• [INSTRUCTIONS TO FOLLOW]: Calculate how many lines in the following records hold the word "Andel", and report that number without comment.

• [EXERCISE MATERIALS]:
===============

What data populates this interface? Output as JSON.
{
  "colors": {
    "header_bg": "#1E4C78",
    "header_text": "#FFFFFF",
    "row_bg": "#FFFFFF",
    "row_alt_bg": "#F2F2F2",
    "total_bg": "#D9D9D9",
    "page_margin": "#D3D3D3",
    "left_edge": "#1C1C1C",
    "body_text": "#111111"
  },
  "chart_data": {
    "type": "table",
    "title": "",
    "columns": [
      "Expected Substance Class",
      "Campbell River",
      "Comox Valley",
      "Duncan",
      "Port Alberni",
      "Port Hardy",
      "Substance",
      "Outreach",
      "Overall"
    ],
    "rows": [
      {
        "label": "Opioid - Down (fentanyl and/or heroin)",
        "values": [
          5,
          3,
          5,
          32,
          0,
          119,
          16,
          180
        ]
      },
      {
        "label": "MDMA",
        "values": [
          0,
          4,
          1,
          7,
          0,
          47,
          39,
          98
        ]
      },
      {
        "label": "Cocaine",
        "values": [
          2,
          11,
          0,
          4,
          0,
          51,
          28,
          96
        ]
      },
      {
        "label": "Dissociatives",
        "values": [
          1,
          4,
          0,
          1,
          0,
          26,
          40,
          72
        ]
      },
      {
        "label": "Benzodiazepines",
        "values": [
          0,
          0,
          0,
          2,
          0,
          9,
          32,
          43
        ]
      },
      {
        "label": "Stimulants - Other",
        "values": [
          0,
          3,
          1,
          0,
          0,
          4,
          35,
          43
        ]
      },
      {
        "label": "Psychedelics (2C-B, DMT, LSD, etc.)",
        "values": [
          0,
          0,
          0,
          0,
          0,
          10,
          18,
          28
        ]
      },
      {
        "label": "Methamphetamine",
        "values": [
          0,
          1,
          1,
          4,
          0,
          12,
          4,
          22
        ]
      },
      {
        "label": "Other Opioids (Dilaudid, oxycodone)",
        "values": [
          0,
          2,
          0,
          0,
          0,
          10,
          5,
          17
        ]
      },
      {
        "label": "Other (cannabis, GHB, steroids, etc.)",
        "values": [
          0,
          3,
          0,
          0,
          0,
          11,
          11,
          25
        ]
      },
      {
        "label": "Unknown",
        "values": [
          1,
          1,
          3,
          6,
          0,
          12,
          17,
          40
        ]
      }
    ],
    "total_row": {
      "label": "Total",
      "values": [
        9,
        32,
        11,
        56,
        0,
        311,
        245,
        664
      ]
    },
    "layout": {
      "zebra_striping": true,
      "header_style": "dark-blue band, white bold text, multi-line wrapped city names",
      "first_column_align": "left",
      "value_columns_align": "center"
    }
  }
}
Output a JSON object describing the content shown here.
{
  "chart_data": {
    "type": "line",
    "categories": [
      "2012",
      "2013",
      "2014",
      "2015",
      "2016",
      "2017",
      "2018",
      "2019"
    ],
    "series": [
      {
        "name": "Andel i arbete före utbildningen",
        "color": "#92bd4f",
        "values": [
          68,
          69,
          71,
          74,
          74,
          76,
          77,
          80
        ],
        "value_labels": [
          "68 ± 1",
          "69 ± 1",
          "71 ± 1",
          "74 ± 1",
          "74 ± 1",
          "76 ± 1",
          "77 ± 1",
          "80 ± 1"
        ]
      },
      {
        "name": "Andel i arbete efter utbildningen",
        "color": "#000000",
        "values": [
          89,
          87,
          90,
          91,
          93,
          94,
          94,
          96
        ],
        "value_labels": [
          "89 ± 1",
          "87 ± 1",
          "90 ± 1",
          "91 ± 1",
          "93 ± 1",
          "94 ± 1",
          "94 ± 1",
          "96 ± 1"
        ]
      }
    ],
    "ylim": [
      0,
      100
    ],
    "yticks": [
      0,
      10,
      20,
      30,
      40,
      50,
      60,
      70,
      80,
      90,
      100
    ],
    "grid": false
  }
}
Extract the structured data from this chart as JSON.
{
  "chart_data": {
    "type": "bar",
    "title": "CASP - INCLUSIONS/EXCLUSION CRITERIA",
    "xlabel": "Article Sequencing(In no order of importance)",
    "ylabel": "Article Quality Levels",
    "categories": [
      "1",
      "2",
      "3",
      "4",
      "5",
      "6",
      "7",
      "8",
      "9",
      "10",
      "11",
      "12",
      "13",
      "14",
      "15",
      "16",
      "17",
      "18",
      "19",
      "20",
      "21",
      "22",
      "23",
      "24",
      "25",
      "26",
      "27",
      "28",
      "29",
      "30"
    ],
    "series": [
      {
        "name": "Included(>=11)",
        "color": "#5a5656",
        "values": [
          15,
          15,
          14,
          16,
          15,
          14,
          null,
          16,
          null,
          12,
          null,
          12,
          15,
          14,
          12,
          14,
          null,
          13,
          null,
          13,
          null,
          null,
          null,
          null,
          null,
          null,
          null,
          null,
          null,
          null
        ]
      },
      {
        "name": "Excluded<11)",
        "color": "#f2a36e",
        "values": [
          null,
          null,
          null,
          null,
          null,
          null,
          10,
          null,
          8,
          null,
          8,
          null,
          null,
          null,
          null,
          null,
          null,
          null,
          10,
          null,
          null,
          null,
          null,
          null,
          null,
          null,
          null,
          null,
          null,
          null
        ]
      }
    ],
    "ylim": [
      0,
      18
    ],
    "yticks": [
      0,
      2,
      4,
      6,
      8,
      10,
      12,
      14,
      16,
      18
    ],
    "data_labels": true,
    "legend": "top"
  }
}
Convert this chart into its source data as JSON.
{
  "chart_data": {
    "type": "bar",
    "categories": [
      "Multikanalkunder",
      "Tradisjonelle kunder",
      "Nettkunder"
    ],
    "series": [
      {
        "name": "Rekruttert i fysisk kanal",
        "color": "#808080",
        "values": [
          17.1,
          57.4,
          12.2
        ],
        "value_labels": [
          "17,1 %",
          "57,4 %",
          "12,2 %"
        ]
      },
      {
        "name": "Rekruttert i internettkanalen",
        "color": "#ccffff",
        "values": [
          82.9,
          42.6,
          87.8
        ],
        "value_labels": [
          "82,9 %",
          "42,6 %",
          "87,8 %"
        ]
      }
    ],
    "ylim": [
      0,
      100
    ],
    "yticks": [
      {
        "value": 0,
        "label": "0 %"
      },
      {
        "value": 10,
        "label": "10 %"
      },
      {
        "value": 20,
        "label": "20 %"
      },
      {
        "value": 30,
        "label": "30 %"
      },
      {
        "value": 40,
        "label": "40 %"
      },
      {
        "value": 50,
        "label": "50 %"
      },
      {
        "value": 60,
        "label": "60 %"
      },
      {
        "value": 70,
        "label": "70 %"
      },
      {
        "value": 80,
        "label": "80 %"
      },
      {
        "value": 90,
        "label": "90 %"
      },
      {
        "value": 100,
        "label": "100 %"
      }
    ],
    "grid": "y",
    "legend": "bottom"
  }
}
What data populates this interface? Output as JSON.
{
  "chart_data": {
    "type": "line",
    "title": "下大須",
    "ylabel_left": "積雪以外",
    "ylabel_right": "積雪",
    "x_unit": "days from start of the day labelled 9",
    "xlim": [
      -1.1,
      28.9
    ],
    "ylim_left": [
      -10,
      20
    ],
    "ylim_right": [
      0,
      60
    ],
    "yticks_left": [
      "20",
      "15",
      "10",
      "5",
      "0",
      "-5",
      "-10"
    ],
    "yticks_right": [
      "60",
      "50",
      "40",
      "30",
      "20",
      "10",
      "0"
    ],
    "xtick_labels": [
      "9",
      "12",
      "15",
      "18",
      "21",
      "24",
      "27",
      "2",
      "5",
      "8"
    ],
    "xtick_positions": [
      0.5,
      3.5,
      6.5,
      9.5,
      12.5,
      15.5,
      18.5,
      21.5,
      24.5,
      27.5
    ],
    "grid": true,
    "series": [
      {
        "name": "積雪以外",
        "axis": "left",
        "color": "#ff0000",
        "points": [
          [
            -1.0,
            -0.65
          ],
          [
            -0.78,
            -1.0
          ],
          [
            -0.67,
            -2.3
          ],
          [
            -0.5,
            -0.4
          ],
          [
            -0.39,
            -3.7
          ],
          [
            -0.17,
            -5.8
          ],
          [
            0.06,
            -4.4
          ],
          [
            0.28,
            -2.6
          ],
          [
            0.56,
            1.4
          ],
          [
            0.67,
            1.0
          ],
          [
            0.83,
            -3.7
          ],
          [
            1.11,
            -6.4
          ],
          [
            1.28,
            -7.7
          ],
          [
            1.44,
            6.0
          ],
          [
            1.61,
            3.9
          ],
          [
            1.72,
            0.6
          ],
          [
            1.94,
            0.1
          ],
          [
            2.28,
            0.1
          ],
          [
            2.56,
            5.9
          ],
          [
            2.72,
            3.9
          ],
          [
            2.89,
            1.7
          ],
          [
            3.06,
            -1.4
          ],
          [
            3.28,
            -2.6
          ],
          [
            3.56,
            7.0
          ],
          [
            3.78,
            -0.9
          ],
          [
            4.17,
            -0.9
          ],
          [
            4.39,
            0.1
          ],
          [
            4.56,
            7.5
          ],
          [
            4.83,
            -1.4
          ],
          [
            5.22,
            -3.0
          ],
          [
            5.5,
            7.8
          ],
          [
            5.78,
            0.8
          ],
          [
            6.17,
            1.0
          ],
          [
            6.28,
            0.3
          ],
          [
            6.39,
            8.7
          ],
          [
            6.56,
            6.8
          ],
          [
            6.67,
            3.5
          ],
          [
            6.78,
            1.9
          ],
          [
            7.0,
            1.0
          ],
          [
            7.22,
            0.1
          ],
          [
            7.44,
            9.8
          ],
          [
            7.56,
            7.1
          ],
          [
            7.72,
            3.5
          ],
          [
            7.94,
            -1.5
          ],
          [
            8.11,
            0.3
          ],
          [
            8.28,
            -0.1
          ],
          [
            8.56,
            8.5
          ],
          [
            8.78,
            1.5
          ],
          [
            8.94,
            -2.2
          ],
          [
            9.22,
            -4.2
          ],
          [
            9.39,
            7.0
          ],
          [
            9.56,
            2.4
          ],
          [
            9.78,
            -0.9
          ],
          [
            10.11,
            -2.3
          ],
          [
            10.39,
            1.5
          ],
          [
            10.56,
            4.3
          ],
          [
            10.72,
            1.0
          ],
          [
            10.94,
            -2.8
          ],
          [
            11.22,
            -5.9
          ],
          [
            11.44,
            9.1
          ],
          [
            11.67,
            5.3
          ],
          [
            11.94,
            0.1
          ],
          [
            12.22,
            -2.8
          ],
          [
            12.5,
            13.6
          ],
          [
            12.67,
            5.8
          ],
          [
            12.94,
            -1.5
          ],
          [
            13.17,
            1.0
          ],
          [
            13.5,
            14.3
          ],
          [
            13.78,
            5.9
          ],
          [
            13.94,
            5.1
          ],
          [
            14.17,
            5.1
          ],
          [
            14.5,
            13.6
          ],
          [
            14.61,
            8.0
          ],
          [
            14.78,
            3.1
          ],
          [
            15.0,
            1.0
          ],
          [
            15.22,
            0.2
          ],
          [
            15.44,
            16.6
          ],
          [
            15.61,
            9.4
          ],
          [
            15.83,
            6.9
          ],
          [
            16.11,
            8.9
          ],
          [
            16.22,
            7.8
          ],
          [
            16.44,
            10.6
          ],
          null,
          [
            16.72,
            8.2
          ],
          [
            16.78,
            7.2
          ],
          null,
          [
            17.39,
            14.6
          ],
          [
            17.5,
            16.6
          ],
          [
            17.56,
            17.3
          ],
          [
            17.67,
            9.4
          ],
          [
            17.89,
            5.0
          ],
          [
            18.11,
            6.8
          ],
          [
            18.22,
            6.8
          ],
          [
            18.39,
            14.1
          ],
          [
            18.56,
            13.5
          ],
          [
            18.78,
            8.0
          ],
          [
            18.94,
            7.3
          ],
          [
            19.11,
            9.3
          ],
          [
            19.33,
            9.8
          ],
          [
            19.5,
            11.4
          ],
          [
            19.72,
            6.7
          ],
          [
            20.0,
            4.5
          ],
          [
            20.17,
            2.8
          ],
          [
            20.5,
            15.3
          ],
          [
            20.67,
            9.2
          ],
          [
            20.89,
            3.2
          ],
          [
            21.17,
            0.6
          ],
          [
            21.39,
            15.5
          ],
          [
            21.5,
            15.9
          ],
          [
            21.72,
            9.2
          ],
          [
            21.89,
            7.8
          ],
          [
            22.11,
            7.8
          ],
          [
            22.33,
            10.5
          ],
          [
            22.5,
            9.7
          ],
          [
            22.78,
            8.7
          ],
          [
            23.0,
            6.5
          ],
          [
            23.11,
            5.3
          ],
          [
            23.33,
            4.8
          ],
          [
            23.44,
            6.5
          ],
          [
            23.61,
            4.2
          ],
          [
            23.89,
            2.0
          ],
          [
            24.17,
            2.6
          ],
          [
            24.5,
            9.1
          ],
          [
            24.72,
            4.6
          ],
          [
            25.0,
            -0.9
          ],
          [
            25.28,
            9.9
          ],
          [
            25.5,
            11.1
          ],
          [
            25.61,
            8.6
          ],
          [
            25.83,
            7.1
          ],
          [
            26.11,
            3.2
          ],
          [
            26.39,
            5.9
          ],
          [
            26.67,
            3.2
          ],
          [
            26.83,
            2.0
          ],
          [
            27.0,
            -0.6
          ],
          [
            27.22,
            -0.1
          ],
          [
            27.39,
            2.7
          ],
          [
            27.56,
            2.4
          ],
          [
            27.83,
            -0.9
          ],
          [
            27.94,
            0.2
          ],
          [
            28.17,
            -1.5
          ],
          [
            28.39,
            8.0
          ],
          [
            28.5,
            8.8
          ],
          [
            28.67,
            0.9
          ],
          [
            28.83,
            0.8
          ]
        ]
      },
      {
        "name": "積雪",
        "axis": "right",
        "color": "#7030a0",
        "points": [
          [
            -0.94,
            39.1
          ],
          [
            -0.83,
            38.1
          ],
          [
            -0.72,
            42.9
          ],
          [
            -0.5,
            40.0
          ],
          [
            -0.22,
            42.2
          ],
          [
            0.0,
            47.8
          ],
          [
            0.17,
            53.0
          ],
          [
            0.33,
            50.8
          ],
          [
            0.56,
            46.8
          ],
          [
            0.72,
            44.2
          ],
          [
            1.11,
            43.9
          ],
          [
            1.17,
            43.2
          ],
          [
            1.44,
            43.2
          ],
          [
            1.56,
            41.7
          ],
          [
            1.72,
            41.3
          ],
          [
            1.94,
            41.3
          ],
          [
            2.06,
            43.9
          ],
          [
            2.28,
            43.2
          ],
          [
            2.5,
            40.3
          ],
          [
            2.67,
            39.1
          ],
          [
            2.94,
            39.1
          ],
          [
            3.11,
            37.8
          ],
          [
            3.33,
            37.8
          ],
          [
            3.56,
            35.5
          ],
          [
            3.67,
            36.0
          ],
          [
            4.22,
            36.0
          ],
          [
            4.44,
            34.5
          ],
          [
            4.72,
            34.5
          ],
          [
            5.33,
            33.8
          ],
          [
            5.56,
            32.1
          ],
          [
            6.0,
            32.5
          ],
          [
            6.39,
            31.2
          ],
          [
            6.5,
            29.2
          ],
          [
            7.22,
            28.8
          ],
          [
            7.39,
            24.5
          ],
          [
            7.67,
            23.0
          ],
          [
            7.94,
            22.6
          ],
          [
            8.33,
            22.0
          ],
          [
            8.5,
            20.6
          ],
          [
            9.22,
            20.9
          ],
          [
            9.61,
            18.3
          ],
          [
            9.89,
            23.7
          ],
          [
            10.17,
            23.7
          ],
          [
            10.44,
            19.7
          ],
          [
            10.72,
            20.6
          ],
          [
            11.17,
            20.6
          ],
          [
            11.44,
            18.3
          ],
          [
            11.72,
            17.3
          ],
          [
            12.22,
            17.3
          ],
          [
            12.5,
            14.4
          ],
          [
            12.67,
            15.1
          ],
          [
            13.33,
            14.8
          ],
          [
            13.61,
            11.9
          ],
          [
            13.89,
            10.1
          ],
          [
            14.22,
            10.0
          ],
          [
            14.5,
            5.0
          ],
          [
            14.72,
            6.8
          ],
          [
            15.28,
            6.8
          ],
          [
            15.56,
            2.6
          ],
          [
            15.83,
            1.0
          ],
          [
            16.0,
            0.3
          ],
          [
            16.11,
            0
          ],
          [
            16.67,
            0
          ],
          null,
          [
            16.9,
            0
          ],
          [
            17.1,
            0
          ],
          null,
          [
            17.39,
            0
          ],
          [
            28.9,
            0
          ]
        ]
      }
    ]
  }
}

===============

• [TASK ANSWER]: 2